→ Problem
Exactly as written, quote every line that follows, skipping the images.

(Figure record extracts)
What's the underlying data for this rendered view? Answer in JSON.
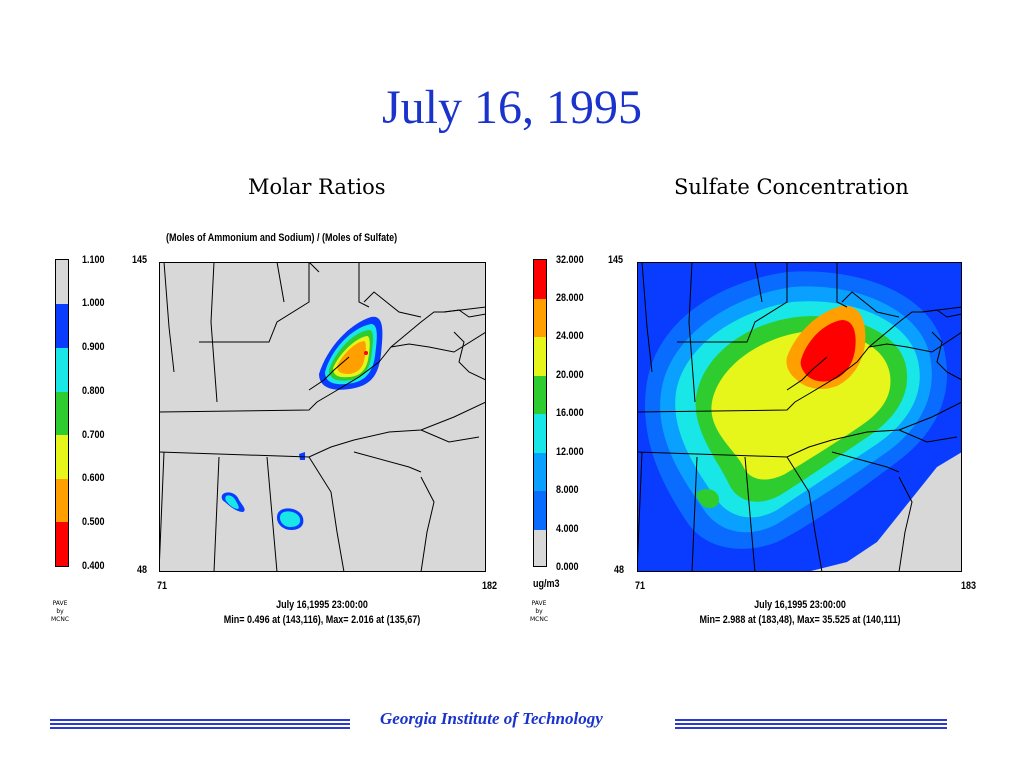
{
  "slide": {
    "title": "July 16, 1995",
    "footer": "Georgia Institute of Technology",
    "colors": {
      "title": "#1a33cc",
      "footer_rule": "#2b3bd0"
    }
  },
  "panels": [
    {
      "title": "Molar Ratios",
      "subtitle": "(Moles of Ammonium and Sodium) / (Moles of Sulfate)",
      "y_top": "145",
      "y_bottom": "48",
      "x_left": "71",
      "x_right": "182",
      "legend_labels": [
        "1.100",
        "1.000",
        "0.900",
        "0.800",
        "0.700",
        "0.600",
        "0.500",
        "0.400"
      ],
      "legend_colors": [
        "#d8d8d8",
        "#0a3cff",
        "#19e6e6",
        "#2ecc2e",
        "#e6f51a",
        "#ff9f00",
        "#ff0000"
      ],
      "units": "",
      "credit": [
        "PAVE",
        "by",
        "MCNC"
      ],
      "timestamp": "July 16,1995 23:00:00",
      "minmax": "Min=   0.496 at (143,116), Max=   2.016 at (135,67)"
    },
    {
      "title": "Sulfate Concentration",
      "subtitle": "",
      "y_top": "145",
      "y_bottom": "48",
      "x_left": "71",
      "x_right": "183",
      "legend_labels": [
        "32.000",
        "28.000",
        "24.000",
        "20.000",
        "16.000",
        "12.000",
        "8.000",
        "4.000",
        "0.000"
      ],
      "legend_colors": [
        "#ff0000",
        "#ff9f00",
        "#e6f51a",
        "#2ecc2e",
        "#19e6e6",
        "#0aa0ff",
        "#0a6cff",
        "#0a3cff",
        "#d8d8d8"
      ],
      "units": "ug/m3",
      "credit": [
        "PAVE",
        "by",
        "MCNC"
      ],
      "timestamp": "July 16,1995 23:00:00",
      "minmax": "Min=   2.988 at (183,48), Max=   35.525 at (140,111)"
    }
  ]
}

→ Correct response
What's the underlying data for this rendered view? Answer in JSON.
{
  "slide": {
    "title": "July 16, 1995",
    "footer": "Georgia Institute of Technology",
    "colors": {
      "title": "#1a33cc",
      "footer_rule": "#2b3bd0"
    }
  },
  "panels": [
    {
      "title": "Molar Ratios",
      "subtitle": "(Moles of Ammonium and Sodium) / (Moles of Sulfate)",
      "y_top": "145",
      "y_bottom": "48",
      "x_left": "71",
      "x_right": "182",
      "legend_labels": [
        "1.100",
        "1.000",
        "0.900",
        "0.800",
        "0.700",
        "0.600",
        "0.500",
        "0.400"
      ],
      "legend_colors": [
        "#d8d8d8",
        "#0a3cff",
        "#19e6e6",
        "#2ecc2e",
        "#e6f51a",
        "#ff9f00",
        "#ff0000"
      ],
      "units": "",
      "credit": [
        "PAVE",
        "by",
        "MCNC"
      ],
      "timestamp": "July 16,1995 23:00:00",
      "minmax": "Min=   0.496 at (143,116), Max=   2.016 at (135,67)"
    },
    {
      "title": "Sulfate Concentration",
      "subtitle": "",
      "y_top": "145",
      "y_bottom": "48",
      "x_left": "71",
      "x_right": "183",
      "legend_labels": [
        "32.000",
        "28.000",
        "24.000",
        "20.000",
        "16.000",
        "12.000",
        "8.000",
        "4.000",
        "0.000"
      ],
      "legend_colors": [
        "#ff0000",
        "#ff9f00",
        "#e6f51a",
        "#2ecc2e",
        "#19e6e6",
        "#0aa0ff",
        "#0a6cff",
        "#0a3cff",
        "#d8d8d8"
      ],
      "units": "ug/m3",
      "credit": [
        "PAVE",
        "by",
        "MCNC"
      ],
      "timestamp": "July 16,1995 23:00:00",
      "minmax": "Min=   2.988 at (183,48), Max=   35.525 at (140,111)"
    }
  ]
}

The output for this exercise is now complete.